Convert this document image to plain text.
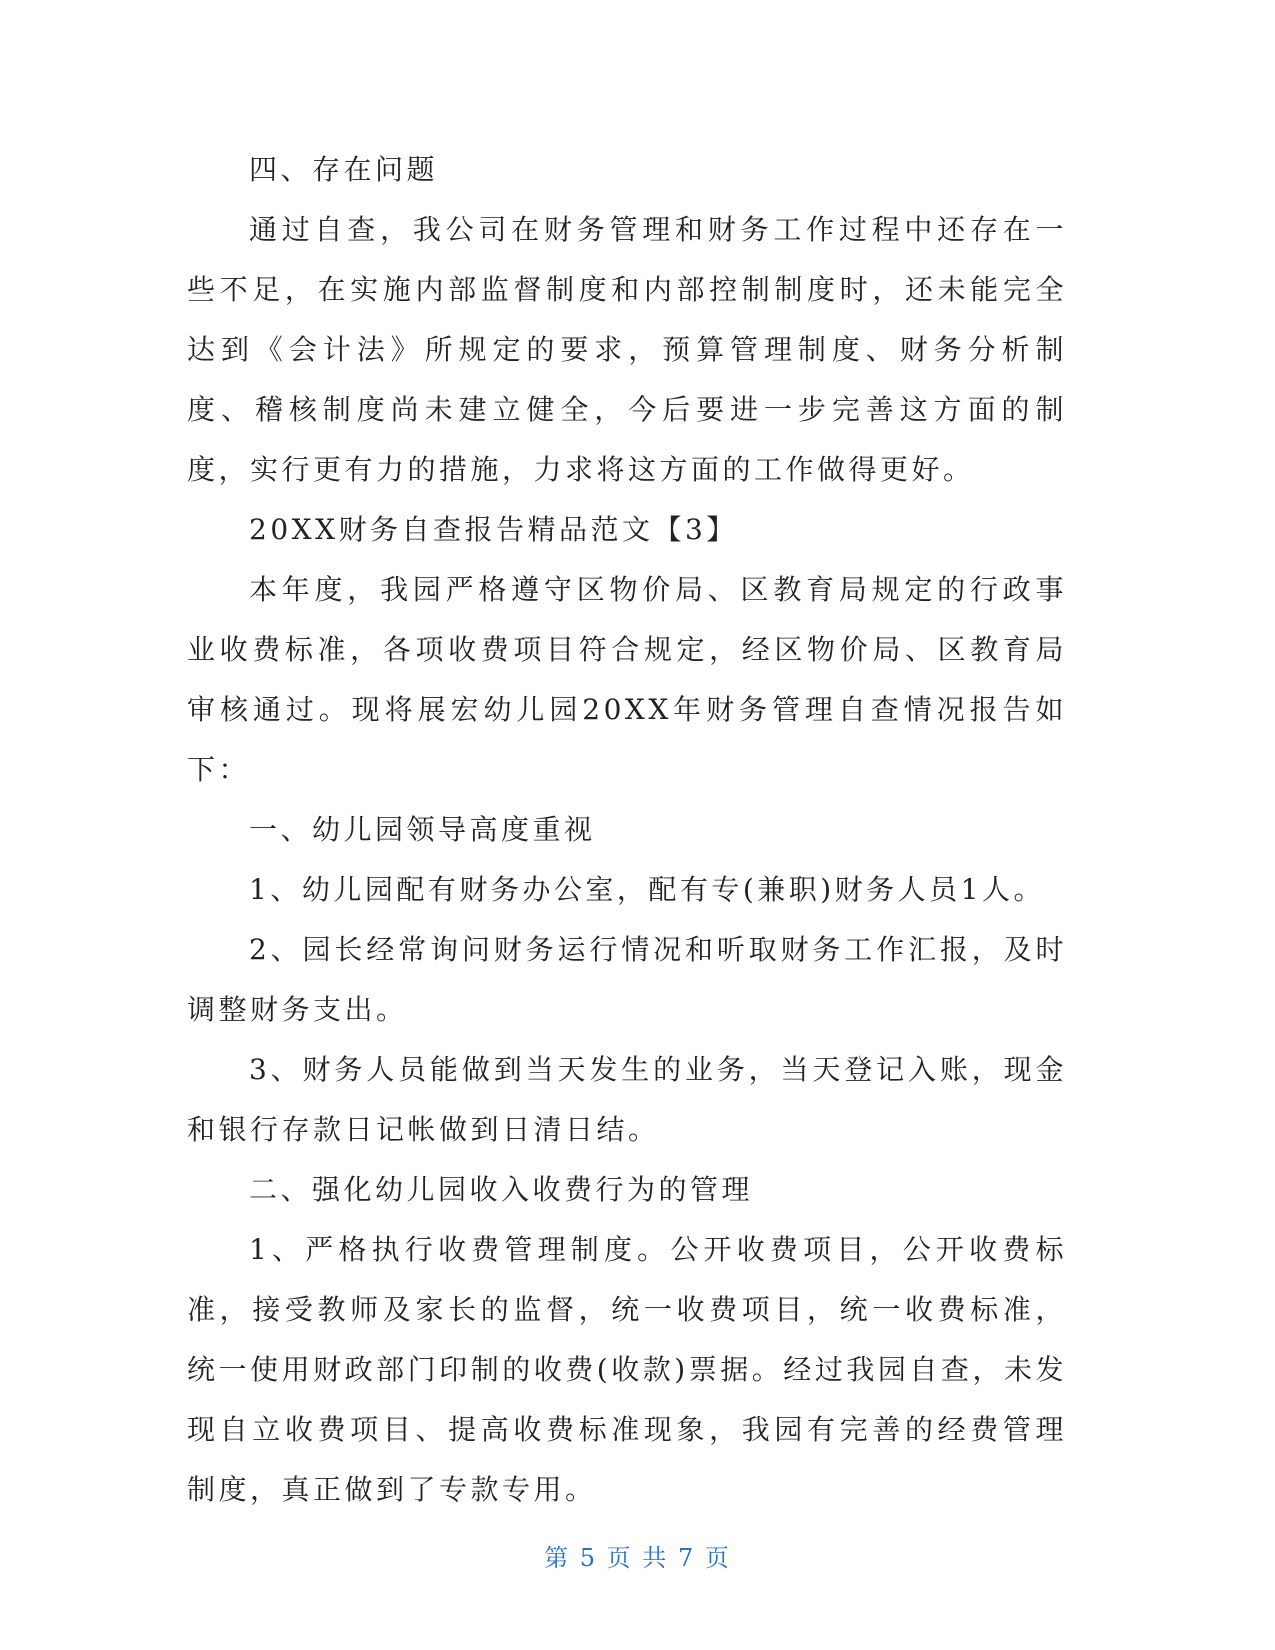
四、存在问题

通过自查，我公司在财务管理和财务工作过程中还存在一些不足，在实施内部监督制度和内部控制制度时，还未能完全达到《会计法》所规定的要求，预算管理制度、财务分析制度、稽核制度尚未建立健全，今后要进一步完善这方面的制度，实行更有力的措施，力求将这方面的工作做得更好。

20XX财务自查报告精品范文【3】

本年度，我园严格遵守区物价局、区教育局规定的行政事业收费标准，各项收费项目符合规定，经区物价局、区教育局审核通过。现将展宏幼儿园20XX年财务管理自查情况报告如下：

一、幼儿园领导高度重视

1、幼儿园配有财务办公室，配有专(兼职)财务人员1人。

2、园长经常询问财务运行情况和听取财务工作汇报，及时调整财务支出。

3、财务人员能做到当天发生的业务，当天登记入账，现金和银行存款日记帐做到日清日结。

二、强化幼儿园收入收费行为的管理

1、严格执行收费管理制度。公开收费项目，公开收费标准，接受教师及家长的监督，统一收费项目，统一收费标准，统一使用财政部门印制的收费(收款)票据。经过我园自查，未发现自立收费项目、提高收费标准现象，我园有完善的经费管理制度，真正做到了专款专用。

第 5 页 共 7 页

## What this task involves
Copy the material exactly. Do not include the pictures.

## Result for this task
Convert this document image to plain text.
四、存在问题

通过自查，我公司在财务管理和财务工作过程中还存在一些不足，在实施内部监督制度和内部控制制度时，还未能完全达到《会计法》所规定的要求，预算管理制度、财务分析制度、稽核制度尚未建立健全，今后要进一步完善这方面的制度，实行更有力的措施，力求将这方面的工作做得更好。

20XX财务自查报告精品范文【3】

本年度，我园严格遵守区物价局、区教育局规定的行政事业收费标准，各项收费项目符合规定，经区物价局、区教育局审核通过。现将展宏幼儿园20XX年财务管理自查情况报告如下：

一、幼儿园领导高度重视

1、幼儿园配有财务办公室，配有专(兼职)财务人员1人。

2、园长经常询问财务运行情况和听取财务工作汇报，及时调整财务支出。

3、财务人员能做到当天发生的业务，当天登记入账，现金和银行存款日记帐做到日清日结。

二、强化幼儿园收入收费行为的管理

1、严格执行收费管理制度。公开收费项目，公开收费标准，接受教师及家长的监督，统一收费项目，统一收费标准，统一使用财政部门印制的收费(收款)票据。经过我园自查，未发现自立收费项目、提高收费标准现象，我园有完善的经费管理制度，真正做到了专款专用。

第 5 页 共 7 页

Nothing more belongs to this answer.